* [WRITTEN EXERCISE]
Reproduce every line of the items below without changing anything.

* [DATA SUPPLIED]
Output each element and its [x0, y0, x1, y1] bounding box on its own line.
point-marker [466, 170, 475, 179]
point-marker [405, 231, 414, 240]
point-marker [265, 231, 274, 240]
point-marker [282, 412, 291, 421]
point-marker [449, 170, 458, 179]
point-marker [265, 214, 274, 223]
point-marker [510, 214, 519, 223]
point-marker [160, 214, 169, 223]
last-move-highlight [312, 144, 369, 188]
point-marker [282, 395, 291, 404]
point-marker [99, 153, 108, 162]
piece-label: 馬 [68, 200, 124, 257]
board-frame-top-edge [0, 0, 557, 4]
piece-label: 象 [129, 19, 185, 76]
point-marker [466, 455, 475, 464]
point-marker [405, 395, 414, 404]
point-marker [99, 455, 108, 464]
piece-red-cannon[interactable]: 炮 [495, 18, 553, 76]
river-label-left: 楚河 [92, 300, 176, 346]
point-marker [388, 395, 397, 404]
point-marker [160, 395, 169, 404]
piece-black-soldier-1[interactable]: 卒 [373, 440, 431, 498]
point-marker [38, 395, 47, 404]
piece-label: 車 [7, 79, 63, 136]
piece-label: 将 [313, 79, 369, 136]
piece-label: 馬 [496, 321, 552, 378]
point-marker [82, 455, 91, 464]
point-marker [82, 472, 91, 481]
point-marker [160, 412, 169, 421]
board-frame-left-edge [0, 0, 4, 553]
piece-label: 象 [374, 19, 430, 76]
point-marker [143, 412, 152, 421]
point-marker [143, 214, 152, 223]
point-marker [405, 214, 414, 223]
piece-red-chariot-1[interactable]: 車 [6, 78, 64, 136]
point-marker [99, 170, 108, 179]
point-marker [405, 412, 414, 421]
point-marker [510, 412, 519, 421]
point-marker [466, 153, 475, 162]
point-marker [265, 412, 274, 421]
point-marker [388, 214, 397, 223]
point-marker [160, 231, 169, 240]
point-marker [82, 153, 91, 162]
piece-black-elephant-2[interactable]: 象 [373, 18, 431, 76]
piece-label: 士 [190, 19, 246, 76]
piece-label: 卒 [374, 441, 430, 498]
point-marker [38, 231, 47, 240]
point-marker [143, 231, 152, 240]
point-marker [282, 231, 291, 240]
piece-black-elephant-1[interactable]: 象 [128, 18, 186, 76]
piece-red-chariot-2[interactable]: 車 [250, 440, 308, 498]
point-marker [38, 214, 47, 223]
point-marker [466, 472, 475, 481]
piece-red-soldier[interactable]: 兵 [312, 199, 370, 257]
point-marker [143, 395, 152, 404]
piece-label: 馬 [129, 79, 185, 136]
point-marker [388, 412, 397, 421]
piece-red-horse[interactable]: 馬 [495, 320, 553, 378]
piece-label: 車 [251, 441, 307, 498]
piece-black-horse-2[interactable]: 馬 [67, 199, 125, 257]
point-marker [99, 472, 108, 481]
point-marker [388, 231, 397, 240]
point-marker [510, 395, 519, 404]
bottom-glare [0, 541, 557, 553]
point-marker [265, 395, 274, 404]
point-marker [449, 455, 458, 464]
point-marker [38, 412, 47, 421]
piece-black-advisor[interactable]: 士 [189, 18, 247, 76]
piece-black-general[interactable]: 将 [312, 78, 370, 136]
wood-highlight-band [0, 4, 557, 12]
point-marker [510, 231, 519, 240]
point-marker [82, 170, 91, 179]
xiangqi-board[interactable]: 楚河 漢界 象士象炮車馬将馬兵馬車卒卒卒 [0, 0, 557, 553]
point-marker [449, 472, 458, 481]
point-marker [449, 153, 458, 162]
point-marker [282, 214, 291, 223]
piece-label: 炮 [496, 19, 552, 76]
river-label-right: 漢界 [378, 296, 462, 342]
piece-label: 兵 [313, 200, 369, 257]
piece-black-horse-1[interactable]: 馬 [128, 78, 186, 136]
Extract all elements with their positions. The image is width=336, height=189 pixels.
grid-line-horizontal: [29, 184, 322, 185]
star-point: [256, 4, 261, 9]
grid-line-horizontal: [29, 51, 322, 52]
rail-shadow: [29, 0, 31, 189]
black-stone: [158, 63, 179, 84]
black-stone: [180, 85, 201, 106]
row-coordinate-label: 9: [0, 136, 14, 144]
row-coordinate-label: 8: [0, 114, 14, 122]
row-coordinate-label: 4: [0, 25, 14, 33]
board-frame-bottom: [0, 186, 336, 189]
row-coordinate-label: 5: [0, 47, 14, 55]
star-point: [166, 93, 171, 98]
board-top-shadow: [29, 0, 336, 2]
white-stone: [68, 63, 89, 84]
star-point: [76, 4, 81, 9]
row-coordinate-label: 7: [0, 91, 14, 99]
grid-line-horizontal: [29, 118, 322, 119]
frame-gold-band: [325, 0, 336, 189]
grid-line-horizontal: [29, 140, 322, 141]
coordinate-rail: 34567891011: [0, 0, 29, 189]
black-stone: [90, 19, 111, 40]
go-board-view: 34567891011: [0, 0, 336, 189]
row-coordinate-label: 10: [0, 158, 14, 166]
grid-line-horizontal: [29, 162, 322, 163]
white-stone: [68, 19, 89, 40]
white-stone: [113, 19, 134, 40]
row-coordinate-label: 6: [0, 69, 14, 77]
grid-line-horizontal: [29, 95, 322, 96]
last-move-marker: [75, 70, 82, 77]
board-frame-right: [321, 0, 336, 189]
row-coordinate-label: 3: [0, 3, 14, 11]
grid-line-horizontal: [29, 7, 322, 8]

* [SOLVED EXERCISE]
Output each element and its [x0, y0, x1, y1] bounding box on its own line.
point-marker [466, 170, 475, 179]
point-marker [405, 231, 414, 240]
point-marker [265, 231, 274, 240]
point-marker [282, 412, 291, 421]
point-marker [449, 170, 458, 179]
point-marker [265, 214, 274, 223]
point-marker [510, 214, 519, 223]
point-marker [160, 214, 169, 223]
last-move-highlight [312, 144, 369, 188]
point-marker [282, 395, 291, 404]
point-marker [99, 153, 108, 162]
piece-label: 馬 [68, 200, 124, 257]
board-frame-top-edge [0, 0, 557, 4]
piece-label: 象 [129, 19, 185, 76]
point-marker [466, 455, 475, 464]
point-marker [405, 395, 414, 404]
point-marker [99, 455, 108, 464]
piece-red-cannon[interactable]: 炮 [495, 18, 553, 76]
river-label-left: 楚河 [92, 300, 176, 346]
point-marker [388, 395, 397, 404]
point-marker [160, 395, 169, 404]
piece-black-soldier-1[interactable]: 卒 [373, 440, 431, 498]
point-marker [38, 395, 47, 404]
piece-label: 車 [7, 79, 63, 136]
piece-label: 将 [313, 79, 369, 136]
piece-label: 馬 [496, 321, 552, 378]
point-marker [82, 455, 91, 464]
point-marker [82, 472, 91, 481]
point-marker [160, 412, 169, 421]
board-frame-left-edge [0, 0, 4, 553]
piece-label: 象 [374, 19, 430, 76]
point-marker [143, 412, 152, 421]
point-marker [143, 214, 152, 223]
point-marker [405, 214, 414, 223]
piece-red-chariot-1[interactable]: 車 [6, 78, 64, 136]
point-marker [99, 170, 108, 179]
point-marker [405, 412, 414, 421]
point-marker [510, 412, 519, 421]
point-marker [466, 153, 475, 162]
point-marker [265, 412, 274, 421]
point-marker [388, 214, 397, 223]
point-marker [160, 231, 169, 240]
point-marker [82, 153, 91, 162]
piece-black-elephant-2[interactable]: 象 [373, 18, 431, 76]
piece-label: 士 [190, 19, 246, 76]
piece-label: 卒 [374, 441, 430, 498]
point-marker [38, 231, 47, 240]
point-marker [143, 231, 152, 240]
point-marker [282, 231, 291, 240]
piece-black-elephant-1[interactable]: 象 [128, 18, 186, 76]
piece-red-chariot-2[interactable]: 車 [250, 440, 308, 498]
point-marker [38, 214, 47, 223]
point-marker [466, 472, 475, 481]
piece-red-soldier[interactable]: 兵 [312, 199, 370, 257]
point-marker [143, 395, 152, 404]
piece-label: 馬 [129, 79, 185, 136]
point-marker [388, 412, 397, 421]
piece-red-horse[interactable]: 馬 [495, 320, 553, 378]
piece-label: 車 [251, 441, 307, 498]
piece-black-horse-2[interactable]: 馬 [67, 199, 125, 257]
point-marker [99, 472, 108, 481]
point-marker [388, 231, 397, 240]
point-marker [510, 395, 519, 404]
bottom-glare [0, 541, 557, 553]
point-marker [265, 395, 274, 404]
point-marker [449, 455, 458, 464]
point-marker [38, 412, 47, 421]
piece-black-advisor[interactable]: 士 [189, 18, 247, 76]
piece-black-general[interactable]: 将 [312, 78, 370, 136]
wood-highlight-band [0, 4, 557, 12]
point-marker [510, 231, 519, 240]
point-marker [82, 170, 91, 179]
xiangqi-board[interactable]: 楚河 漢界 象士象炮車馬将馬兵馬車卒卒卒 [0, 0, 557, 553]
point-marker [449, 472, 458, 481]
point-marker [449, 153, 458, 162]
point-marker [282, 214, 291, 223]
piece-label: 炮 [496, 19, 552, 76]
river-label-right: 漢界 [378, 296, 462, 342]
piece-label: 兵 [313, 200, 369, 257]
piece-black-horse-1[interactable]: 馬 [128, 78, 186, 136]
Extract all elements with their positions. The image is width=336, height=189 pixels.
grid-line-horizontal: [29, 184, 322, 185]
star-point: [256, 4, 261, 9]
grid-line-horizontal: [29, 51, 322, 52]
rail-shadow: [29, 0, 31, 189]
black-stone: [158, 63, 179, 84]
black-stone: [180, 85, 201, 106]
row-coordinate-label: 9: [0, 136, 14, 144]
row-coordinate-label: 8: [0, 114, 14, 122]
row-coordinate-label: 4: [0, 25, 14, 33]
board-frame-bottom: [0, 186, 336, 189]
row-coordinate-label: 5: [0, 47, 14, 55]
star-point: [166, 93, 171, 98]
board-top-shadow: [29, 0, 336, 2]
white-stone: [68, 63, 89, 84]
star-point: [76, 4, 81, 9]
row-coordinate-label: 7: [0, 91, 14, 99]
grid-line-horizontal: [29, 118, 322, 119]
frame-gold-band: [325, 0, 336, 189]
grid-line-horizontal: [29, 140, 322, 141]
coordinate-rail: 34567891011: [0, 0, 29, 189]
black-stone: [90, 19, 111, 40]
go-board-view: 34567891011: [0, 0, 336, 189]
row-coordinate-label: 10: [0, 158, 14, 166]
grid-line-horizontal: [29, 162, 322, 163]
white-stone: [68, 19, 89, 40]
white-stone: [113, 19, 134, 40]
row-coordinate-label: 6: [0, 69, 14, 77]
grid-line-horizontal: [29, 95, 322, 96]
last-move-marker: [75, 70, 82, 77]
board-frame-right: [321, 0, 336, 189]
row-coordinate-label: 3: [0, 3, 14, 11]
grid-line-horizontal: [29, 7, 322, 8]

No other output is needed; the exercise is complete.